» **Given problem 1**
In the conical vs flat thread, list every item that garydyke1 names in the debates that post looks forward to.
» **Given problem 2**
Reproduce the conical vs flat thread from "OH DEAR, Mr" to "an unfinished sentence..........".

» **Text section**

● ● ●

# Conical vs flat



## anton78 (Oct 12, 2014)

Hi all,

I really can't decide which is better. Conical burrs or flat?

Can anyone help?


----------



## Neill (Jun 26, 2013)

Really, you're really gonna do this? Which already existing member is this?


----------



## jeebsy (May 5, 2013)

Jesus, help me.


----------



## 4085 (Nov 23, 2012)

All depends if you want to make coffee or conduct scientific experiments ............


----------



## c_squared (Jun 26, 2013)

I clearly haven't been paying enough attention recently. Who's going to tell me what's going on?


----------



## Mrboots2u (May 10, 2013)

jeebsy said:


> Jesus, help me.


----------



## Soll (Nov 10, 2013)

A long time ago ....

In a galaxy far away.....


----------



## Neill (Jun 26, 2013)

Check the grinder bs machine thread. Or don't bother, it's really not worth it.


----------



## Mrboots2u (May 10, 2013)

Blade grinders are best

Fact


----------



## Neill (Jun 26, 2013)

Mrboots2u said:


> Blade grinders are best
> 
> Fact


What ever happened to your spoon based grinder?


----------



## anton78 (Oct 12, 2014)

Poor mcharrogate. Asks a perfectly innocent "grinder vs machine" question and look what happens...


----------



## Soll (Nov 10, 2013)

Mrboots2u said:


> Blade grinders are best
> 
> Fact


Krupps


----------



## johnealey (May 19, 2014)

"hmmm, extra grinds you need"


----------



## Mrboots2u (May 10, 2013)

dfk41 said:


> All depends if you want to make coffee or conduct scientific experiments ............


Yawn


----------



## Mrboots2u (May 10, 2013)

Neill said:


> What ever happened to your spoon based grinder?


It's so unimodal at such a fine grind , it actually makes the coffee invisible

This makes it difficult to tamp


----------



## anton78 (Oct 12, 2014)




----------



## Mrboots2u (May 10, 2013)

Soll said:


> Krupps


Bodum


----------



## 4085 (Nov 23, 2012)

OH DEAR, Mr boots playing god again ........suggest you got o bed bootsie as opposed to yawning in public again......are you really suggesting anything I say that You do not like gets a yawn..........and in case you do not know, ........... Means an unfinished sentence..........


----------



## Mrboots2u (May 10, 2013)

Yawn


----------



## Xpenno (Nov 12, 2012)

anton78 said:


> Can anyone help?


Nope


----------



## 4085 (Nov 23, 2012)

Bootsie, did the Royal Mail receive some of your had earned today?


----------



## garydyke1 (Mar 9, 2011)

I look forward to debates such as washed versus Pulped Natural , or , Bourbon versus Catuai.

Greater leaps in coffee making can occur with water used and technique . You'd save loads of money


----------



## Mrboots2u (May 10, 2013)

Hulk versus the thing has still never been adequately debated In my opinion


----------



## Xpenno (Nov 12, 2012)

garydyke1 said:


> I look forward to debates such as washed versus Pulped Natural , or , Bourbon versus Catuai.


Never heard of any of those, what size burrs do they run? RPM? Wattage? Particle Distribution?

● ● ●

» **Provided information**
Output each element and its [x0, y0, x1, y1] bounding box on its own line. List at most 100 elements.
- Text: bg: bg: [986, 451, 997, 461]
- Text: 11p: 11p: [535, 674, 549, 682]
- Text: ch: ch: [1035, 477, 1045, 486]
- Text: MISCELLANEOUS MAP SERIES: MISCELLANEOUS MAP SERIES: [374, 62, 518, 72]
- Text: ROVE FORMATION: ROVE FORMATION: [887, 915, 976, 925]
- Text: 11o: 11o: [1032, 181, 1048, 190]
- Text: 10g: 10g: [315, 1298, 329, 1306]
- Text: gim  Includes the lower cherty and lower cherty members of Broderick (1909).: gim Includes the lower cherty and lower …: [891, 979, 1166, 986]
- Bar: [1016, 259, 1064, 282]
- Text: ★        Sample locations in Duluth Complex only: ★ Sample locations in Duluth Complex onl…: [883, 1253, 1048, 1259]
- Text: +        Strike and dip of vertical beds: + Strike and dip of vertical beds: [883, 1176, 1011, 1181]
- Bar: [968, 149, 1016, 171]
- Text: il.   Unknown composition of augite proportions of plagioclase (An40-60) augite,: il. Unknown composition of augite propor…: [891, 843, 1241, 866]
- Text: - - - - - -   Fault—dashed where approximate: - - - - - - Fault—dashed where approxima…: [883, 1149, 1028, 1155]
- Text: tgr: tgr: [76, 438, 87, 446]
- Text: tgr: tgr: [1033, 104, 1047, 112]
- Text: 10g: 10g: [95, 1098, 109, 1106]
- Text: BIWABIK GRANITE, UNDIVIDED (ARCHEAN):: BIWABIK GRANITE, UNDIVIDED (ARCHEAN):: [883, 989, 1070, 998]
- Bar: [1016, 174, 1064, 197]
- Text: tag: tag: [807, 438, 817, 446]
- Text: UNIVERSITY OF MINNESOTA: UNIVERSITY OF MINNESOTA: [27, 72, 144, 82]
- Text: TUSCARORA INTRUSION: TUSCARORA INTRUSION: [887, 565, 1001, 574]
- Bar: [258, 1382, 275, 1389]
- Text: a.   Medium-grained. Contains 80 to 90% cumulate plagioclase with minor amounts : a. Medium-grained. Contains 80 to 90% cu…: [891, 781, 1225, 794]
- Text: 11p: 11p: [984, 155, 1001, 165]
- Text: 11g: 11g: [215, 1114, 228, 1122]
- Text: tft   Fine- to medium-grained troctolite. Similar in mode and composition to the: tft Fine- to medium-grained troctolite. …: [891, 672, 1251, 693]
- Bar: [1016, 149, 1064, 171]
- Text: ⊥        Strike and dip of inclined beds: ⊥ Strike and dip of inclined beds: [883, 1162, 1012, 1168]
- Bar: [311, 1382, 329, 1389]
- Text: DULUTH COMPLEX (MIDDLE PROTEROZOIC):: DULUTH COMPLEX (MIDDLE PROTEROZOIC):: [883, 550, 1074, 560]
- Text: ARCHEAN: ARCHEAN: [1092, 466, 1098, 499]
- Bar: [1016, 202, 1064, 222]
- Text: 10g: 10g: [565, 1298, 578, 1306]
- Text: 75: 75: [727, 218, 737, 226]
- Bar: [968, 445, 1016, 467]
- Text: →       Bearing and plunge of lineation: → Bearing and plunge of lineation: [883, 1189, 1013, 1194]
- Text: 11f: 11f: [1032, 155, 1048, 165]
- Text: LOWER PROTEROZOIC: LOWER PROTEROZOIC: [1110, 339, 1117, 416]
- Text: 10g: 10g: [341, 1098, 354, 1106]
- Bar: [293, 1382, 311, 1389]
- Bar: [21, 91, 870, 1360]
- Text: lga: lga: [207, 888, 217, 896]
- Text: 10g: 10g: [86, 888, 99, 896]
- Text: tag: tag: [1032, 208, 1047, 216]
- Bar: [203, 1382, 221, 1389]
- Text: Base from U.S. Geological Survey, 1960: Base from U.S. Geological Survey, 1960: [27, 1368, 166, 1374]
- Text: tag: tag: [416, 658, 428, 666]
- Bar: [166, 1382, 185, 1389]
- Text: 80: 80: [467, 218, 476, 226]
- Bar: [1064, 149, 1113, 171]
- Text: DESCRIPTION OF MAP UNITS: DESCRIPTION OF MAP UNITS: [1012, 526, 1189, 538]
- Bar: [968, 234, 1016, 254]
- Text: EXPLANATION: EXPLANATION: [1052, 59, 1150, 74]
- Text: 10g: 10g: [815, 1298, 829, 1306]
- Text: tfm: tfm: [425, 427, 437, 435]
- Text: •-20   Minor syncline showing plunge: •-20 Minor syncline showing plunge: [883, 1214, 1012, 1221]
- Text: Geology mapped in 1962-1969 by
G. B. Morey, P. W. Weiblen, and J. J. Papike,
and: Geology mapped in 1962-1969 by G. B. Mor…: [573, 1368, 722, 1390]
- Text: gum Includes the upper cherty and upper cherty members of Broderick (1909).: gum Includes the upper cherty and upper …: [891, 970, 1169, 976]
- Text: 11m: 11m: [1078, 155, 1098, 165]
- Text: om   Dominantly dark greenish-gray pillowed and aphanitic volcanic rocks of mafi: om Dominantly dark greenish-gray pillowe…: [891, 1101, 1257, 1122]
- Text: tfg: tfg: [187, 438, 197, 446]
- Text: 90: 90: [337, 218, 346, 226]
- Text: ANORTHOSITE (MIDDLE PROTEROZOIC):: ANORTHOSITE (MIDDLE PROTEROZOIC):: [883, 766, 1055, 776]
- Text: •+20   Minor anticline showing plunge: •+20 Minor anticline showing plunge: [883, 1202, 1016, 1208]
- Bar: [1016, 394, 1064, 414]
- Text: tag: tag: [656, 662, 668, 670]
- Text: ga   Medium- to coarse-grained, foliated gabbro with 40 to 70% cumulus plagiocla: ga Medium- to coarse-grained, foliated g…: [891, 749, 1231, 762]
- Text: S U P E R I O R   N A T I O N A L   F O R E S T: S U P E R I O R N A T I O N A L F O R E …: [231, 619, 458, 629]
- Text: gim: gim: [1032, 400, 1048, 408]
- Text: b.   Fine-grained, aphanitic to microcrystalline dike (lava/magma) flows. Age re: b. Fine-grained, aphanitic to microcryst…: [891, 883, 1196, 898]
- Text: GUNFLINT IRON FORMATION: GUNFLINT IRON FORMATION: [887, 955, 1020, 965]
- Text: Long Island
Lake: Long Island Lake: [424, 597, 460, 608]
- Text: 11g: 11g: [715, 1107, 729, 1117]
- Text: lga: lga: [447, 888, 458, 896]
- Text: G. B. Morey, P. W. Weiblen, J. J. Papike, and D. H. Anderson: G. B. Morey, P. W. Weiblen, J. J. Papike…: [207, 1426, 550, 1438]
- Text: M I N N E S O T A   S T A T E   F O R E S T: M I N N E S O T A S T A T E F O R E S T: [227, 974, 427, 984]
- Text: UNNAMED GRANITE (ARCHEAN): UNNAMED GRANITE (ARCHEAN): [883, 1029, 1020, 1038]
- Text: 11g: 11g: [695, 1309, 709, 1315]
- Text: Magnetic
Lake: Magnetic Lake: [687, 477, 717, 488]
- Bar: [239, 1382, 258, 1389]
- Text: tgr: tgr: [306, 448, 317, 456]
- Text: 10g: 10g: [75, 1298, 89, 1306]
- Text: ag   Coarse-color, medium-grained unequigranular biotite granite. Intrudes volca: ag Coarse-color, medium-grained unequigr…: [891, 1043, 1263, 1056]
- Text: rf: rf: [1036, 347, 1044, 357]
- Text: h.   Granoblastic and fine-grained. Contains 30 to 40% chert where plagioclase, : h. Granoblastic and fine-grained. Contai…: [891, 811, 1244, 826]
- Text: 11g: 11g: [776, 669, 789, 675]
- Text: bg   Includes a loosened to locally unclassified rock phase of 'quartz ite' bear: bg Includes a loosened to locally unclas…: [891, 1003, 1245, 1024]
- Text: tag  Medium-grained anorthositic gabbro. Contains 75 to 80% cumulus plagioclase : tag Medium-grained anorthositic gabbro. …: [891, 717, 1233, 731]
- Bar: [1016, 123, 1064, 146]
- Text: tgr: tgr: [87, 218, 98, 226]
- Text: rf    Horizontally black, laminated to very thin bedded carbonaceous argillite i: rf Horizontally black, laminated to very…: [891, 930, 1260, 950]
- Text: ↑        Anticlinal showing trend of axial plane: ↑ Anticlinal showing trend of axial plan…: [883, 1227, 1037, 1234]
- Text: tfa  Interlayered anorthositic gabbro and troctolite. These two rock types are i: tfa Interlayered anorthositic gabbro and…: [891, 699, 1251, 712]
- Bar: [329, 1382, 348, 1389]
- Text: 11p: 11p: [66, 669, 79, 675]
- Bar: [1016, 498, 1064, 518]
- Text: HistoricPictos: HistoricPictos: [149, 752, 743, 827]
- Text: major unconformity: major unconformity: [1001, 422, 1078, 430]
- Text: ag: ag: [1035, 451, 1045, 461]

● ● ●

» **Output 1**
washed, Pulped Natural, Bourbon, Catuai

» **Output 2**
OH DEAR, Mr boots playing god again ........suggest you got o bed bootsie as opposed to yawning in public again......are you really suggesting anything I say that You do not like gets a yawn..........and in case you do not know, ........... Means an unfinished sentence..........